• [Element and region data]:
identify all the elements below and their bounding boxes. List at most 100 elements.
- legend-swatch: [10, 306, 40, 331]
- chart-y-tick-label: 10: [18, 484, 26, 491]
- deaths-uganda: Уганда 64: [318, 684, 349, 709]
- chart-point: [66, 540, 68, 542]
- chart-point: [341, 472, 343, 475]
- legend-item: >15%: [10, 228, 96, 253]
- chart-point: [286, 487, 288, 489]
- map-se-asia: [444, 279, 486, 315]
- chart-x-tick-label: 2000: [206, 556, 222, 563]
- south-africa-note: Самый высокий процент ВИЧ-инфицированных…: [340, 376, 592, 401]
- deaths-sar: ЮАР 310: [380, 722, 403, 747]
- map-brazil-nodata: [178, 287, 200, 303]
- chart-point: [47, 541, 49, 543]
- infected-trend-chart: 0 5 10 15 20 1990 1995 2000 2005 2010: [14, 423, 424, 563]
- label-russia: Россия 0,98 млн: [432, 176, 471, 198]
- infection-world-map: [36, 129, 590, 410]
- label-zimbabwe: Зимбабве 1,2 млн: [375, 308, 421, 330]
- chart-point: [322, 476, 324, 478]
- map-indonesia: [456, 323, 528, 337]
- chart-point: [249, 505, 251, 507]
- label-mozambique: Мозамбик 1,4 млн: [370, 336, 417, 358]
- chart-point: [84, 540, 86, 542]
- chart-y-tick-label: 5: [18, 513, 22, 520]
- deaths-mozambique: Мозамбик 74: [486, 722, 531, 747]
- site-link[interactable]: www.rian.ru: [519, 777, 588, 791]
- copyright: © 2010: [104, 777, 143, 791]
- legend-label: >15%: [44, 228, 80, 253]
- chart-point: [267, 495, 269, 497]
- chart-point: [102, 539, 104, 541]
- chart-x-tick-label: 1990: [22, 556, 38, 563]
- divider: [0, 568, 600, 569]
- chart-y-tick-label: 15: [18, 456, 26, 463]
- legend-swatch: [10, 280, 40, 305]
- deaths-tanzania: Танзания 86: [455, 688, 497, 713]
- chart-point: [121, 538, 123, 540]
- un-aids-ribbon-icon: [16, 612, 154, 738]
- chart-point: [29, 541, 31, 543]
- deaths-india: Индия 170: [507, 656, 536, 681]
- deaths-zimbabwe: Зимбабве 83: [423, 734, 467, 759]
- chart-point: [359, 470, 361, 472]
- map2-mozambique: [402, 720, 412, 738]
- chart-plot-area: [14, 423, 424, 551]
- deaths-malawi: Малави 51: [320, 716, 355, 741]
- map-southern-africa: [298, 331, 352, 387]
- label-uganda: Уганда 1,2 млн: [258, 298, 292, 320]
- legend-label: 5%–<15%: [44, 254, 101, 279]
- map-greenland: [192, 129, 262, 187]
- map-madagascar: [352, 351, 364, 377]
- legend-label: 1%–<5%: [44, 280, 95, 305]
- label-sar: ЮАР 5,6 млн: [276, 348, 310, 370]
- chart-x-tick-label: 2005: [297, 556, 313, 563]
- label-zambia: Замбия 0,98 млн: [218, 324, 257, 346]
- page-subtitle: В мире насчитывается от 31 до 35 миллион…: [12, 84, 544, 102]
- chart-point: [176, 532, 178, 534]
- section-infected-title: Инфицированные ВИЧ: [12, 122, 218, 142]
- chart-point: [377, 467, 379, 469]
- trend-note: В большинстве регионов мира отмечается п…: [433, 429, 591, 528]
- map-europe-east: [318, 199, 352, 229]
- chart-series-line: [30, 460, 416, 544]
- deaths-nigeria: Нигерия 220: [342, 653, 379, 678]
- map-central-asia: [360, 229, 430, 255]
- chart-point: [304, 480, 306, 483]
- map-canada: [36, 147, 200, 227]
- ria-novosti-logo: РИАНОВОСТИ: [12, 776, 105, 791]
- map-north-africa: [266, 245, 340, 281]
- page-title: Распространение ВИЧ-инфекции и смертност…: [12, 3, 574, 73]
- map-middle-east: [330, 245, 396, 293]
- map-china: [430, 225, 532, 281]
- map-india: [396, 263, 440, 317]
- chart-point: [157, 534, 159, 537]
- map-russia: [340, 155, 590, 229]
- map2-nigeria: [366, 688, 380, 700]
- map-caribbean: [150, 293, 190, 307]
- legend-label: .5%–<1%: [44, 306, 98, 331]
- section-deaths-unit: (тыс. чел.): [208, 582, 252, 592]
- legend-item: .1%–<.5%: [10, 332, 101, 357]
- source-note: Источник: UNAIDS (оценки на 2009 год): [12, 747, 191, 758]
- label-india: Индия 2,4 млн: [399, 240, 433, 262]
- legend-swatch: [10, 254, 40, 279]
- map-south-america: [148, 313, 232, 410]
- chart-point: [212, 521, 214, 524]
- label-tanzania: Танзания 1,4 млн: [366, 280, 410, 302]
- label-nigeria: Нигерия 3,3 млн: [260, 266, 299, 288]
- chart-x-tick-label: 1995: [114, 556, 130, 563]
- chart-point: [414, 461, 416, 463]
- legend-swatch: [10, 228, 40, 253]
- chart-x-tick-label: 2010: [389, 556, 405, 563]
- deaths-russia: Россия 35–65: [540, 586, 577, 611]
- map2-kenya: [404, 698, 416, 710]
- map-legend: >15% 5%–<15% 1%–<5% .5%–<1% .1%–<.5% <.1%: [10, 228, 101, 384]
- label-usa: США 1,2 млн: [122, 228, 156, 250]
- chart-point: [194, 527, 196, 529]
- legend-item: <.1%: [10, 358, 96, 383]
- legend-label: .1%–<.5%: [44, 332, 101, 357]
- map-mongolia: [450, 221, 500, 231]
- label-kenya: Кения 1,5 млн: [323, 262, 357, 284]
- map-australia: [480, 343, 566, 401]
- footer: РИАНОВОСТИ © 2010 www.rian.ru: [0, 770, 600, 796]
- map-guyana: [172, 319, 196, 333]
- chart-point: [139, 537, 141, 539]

• [Exercise brief]:
Please print all of the lines above again, word for word and unchanged.

• [Solution to this task]:
identify all the elements below and their bounding boxes. List at most 100 elements.
- legend-swatch: [10, 306, 40, 331]
- chart-y-tick-label: 10: [18, 484, 26, 491]
- deaths-uganda: Уганда 64: [318, 684, 349, 709]
- chart-point: [66, 540, 68, 542]
- chart-point: [341, 472, 343, 475]
- legend-item: >15%: [10, 228, 96, 253]
- chart-point: [286, 487, 288, 489]
- map-se-asia: [444, 279, 486, 315]
- chart-x-tick-label: 2000: [206, 556, 222, 563]
- south-africa-note: Самый высокий процент ВИЧ-инфицированных…: [340, 376, 592, 401]
- deaths-sar: ЮАР 310: [380, 722, 403, 747]
- map-brazil-nodata: [178, 287, 200, 303]
- chart-point: [47, 541, 49, 543]
- infected-trend-chart: 0 5 10 15 20 1990 1995 2000 2005 2010: [14, 423, 424, 563]
- label-russia: Россия 0,98 млн: [432, 176, 471, 198]
- infection-world-map: [36, 129, 590, 410]
- label-zimbabwe: Зимбабве 1,2 млн: [375, 308, 421, 330]
- chart-point: [322, 476, 324, 478]
- map-indonesia: [456, 323, 528, 337]
- chart-point: [249, 505, 251, 507]
- label-mozambique: Мозамбик 1,4 млн: [370, 336, 417, 358]
- chart-point: [84, 540, 86, 542]
- chart-y-tick-label: 5: [18, 513, 22, 520]
- deaths-mozambique: Мозамбик 74: [486, 722, 531, 747]
- site-link[interactable]: www.rian.ru: [519, 777, 588, 791]
- copyright: © 2010: [104, 777, 143, 791]
- legend-label: >15%: [44, 228, 80, 253]
- chart-point: [267, 495, 269, 497]
- chart-point: [102, 539, 104, 541]
- chart-x-tick-label: 1990: [22, 556, 38, 563]
- divider: [0, 568, 600, 569]
- chart-y-tick-label: 15: [18, 456, 26, 463]
- legend-swatch: [10, 280, 40, 305]
- deaths-tanzania: Танзания 86: [455, 688, 497, 713]
- chart-point: [121, 538, 123, 540]
- un-aids-ribbon-icon: [16, 612, 154, 738]
- chart-point: [29, 541, 31, 543]
- deaths-india: Индия 170: [507, 656, 536, 681]
- deaths-zimbabwe: Зимбабве 83: [423, 734, 467, 759]
- chart-point: [359, 470, 361, 472]
- map2-mozambique: [402, 720, 412, 738]
- chart-plot-area: [14, 423, 424, 551]
- deaths-malawi: Малави 51: [320, 716, 355, 741]
- map-southern-africa: [298, 331, 352, 387]
- label-uganda: Уганда 1,2 млн: [258, 298, 292, 320]
- legend-label: 5%–<15%: [44, 254, 101, 279]
- map-greenland: [192, 129, 262, 187]
- map-madagascar: [352, 351, 364, 377]
- legend-label: 1%–<5%: [44, 280, 95, 305]
- label-sar: ЮАР 5,6 млн: [276, 348, 310, 370]
- chart-x-tick-label: 2005: [297, 556, 313, 563]
- label-zambia: Замбия 0,98 млн: [218, 324, 257, 346]
- page-subtitle: В мире насчитывается от 31 до 35 миллион…: [12, 84, 544, 102]
- chart-point: [176, 532, 178, 534]
- section-infected-title: Инфицированные ВИЧ: [12, 122, 218, 142]
- chart-point: [377, 467, 379, 469]
- trend-note: В большинстве регионов мира отмечается п…: [433, 429, 591, 528]
- map-europe-east: [318, 199, 352, 229]
- chart-series-line: [30, 460, 416, 544]
- deaths-nigeria: Нигерия 220: [342, 653, 379, 678]
- map-central-asia: [360, 229, 430, 255]
- chart-point: [304, 480, 306, 483]
- map-canada: [36, 147, 200, 227]
- ria-novosti-logo: РИАНОВОСТИ: [12, 776, 105, 791]
- map-north-africa: [266, 245, 340, 281]
- page-title: Распространение ВИЧ-инфекции и смертност…: [12, 3, 574, 73]
- map-middle-east: [330, 245, 396, 293]
- map-china: [430, 225, 532, 281]
- map-india: [396, 263, 440, 317]
- chart-point: [157, 534, 159, 537]
- map-russia: [340, 155, 590, 229]
- map2-nigeria: [366, 688, 380, 700]
- map-caribbean: [150, 293, 190, 307]
- legend-label: .5%–<1%: [44, 306, 98, 331]
- section-deaths-unit: (тыс. чел.): [208, 582, 252, 592]
- legend-item: .1%–<.5%: [10, 332, 101, 357]
- source-note: Источник: UNAIDS (оценки на 2009 год): [12, 747, 191, 758]
- label-india: Индия 2,4 млн: [399, 240, 433, 262]
- legend-swatch: [10, 254, 40, 279]
- map-south-america: [148, 313, 232, 410]
- chart-point: [212, 521, 214, 524]
- label-tanzania: Танзания 1,4 млн: [366, 280, 410, 302]
- label-nigeria: Нигерия 3,3 млн: [260, 266, 299, 288]
- chart-x-tick-label: 1995: [114, 556, 130, 563]
- chart-point: [414, 461, 416, 463]
- legend-swatch: [10, 228, 40, 253]
- chart-x-tick-label: 2010: [389, 556, 405, 563]
- deaths-russia: Россия 35–65: [540, 586, 577, 611]
- map2-kenya: [404, 698, 416, 710]
- map-legend: >15% 5%–<15% 1%–<5% .5%–<1% .1%–<.5% <.1%: [10, 228, 101, 384]
- label-usa: США 1,2 млн: [122, 228, 156, 250]
- chart-point: [194, 527, 196, 529]
- legend-item: <.1%: [10, 358, 96, 383]
- legend-label: .1%–<.5%: [44, 332, 101, 357]
- map-mongolia: [450, 221, 500, 231]
- label-kenya: Кения 1,5 млн: [323, 262, 357, 284]
- map-australia: [480, 343, 566, 401]
- footer: РИАНОВОСТИ © 2010 www.rian.ru: [0, 770, 600, 796]
- map-guyana: [172, 319, 196, 333]
- chart-point: [139, 537, 141, 539]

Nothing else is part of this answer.